>>>>>
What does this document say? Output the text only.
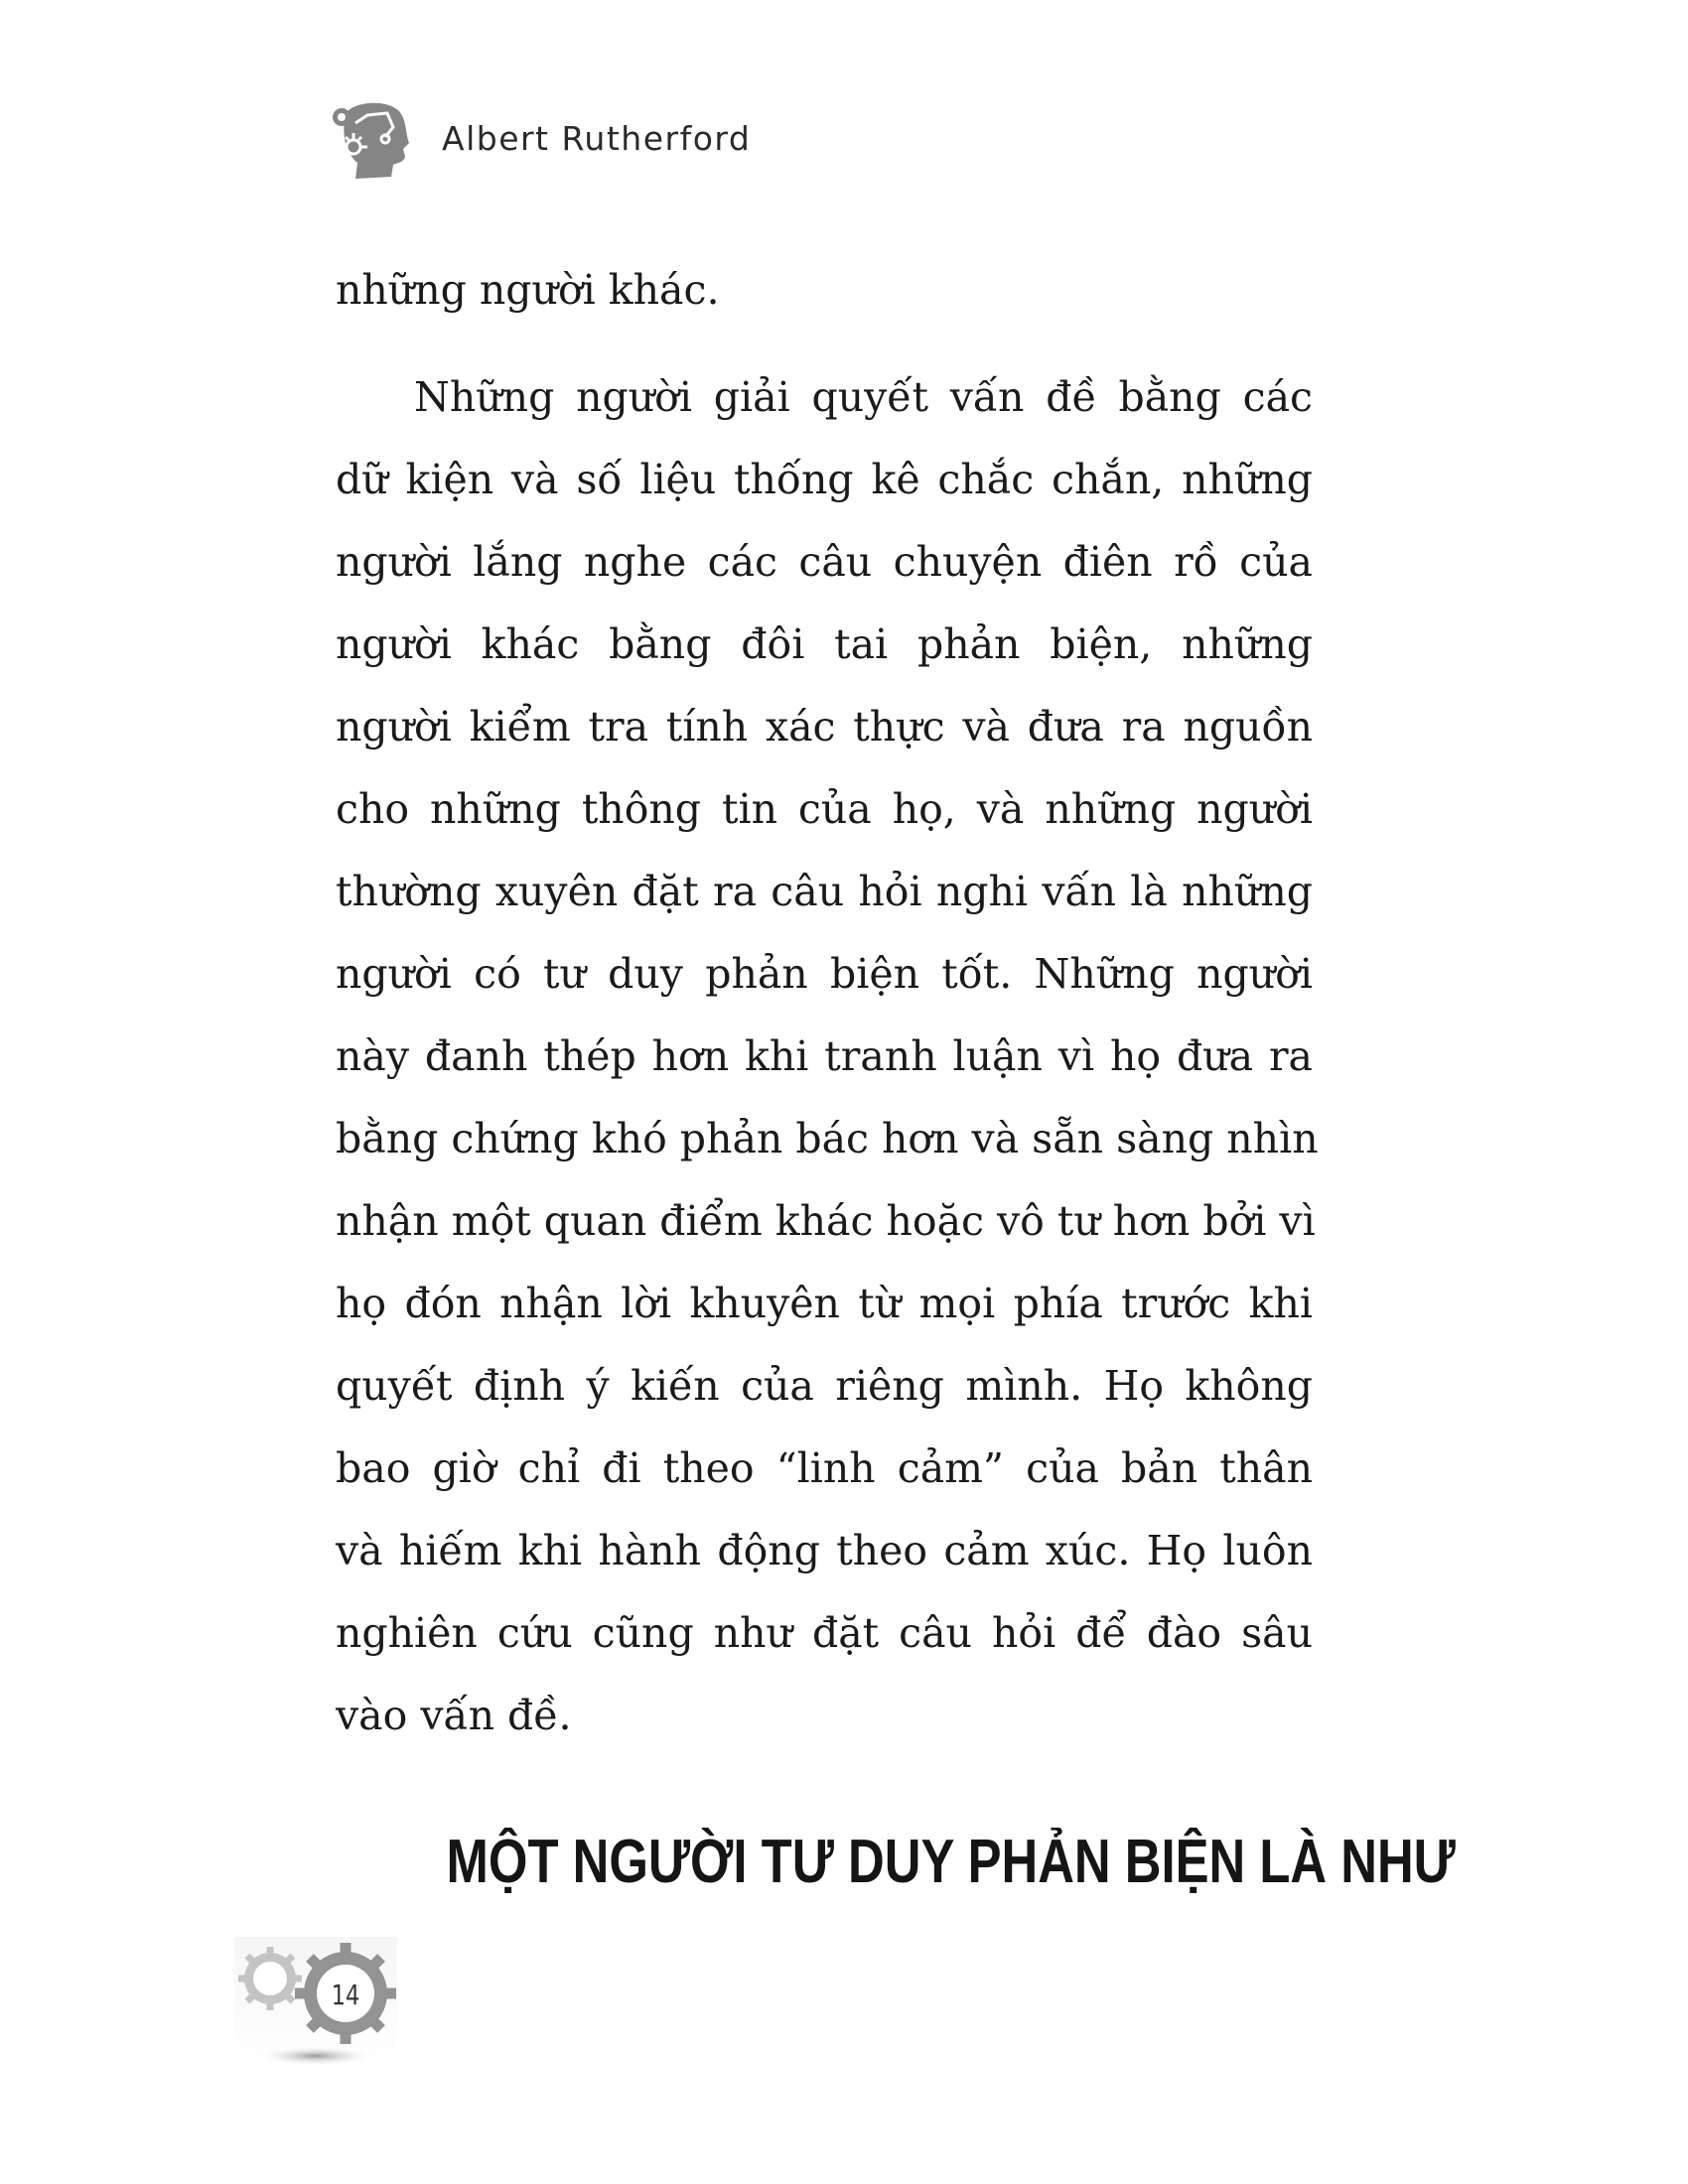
Albert Rutherford
những người khác.
Những người giải quyết vấn đề bằng các
dữ kiện và số liệu thống kê chắc chắn, những
người lắng nghe các câu chuyện điên rồ của
người khác bằng đôi tai phản biện, những
người kiểm tra tính xác thực và đưa ra nguồn
cho những thông tin của họ, và những người
thường xuyên đặt ra câu hỏi nghi vấn là những
người có tư duy phản biện tốt. Những người
này đanh thép hơn khi tranh luận vì họ đưa ra
bằng chứng khó phản bác hơn và sẵn sàng nhìn
nhận một quan điểm khác hoặc vô tư hơn bởi vì
họ đón nhận lời khuyên từ mọi phía trước khi
quyết định ý kiến của riêng mình. Họ không
bao giờ chỉ đi theo “linh cảm” của bản thân
và hiếm khi hành động theo cảm xúc. Họ luôn
nghiên cứu cũng như đặt câu hỏi để đào sâu
vào vấn đề.
MỘT NGƯỜI TƯ DUY PHẢN BIỆN LÀ NHƯ
14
<<<<<
→ **PROBLEM DESCRIPTION**: Give the number of lines in the entries that hold the word "nhận", and nothing else.

→ **RESPONSE BELOW**: 2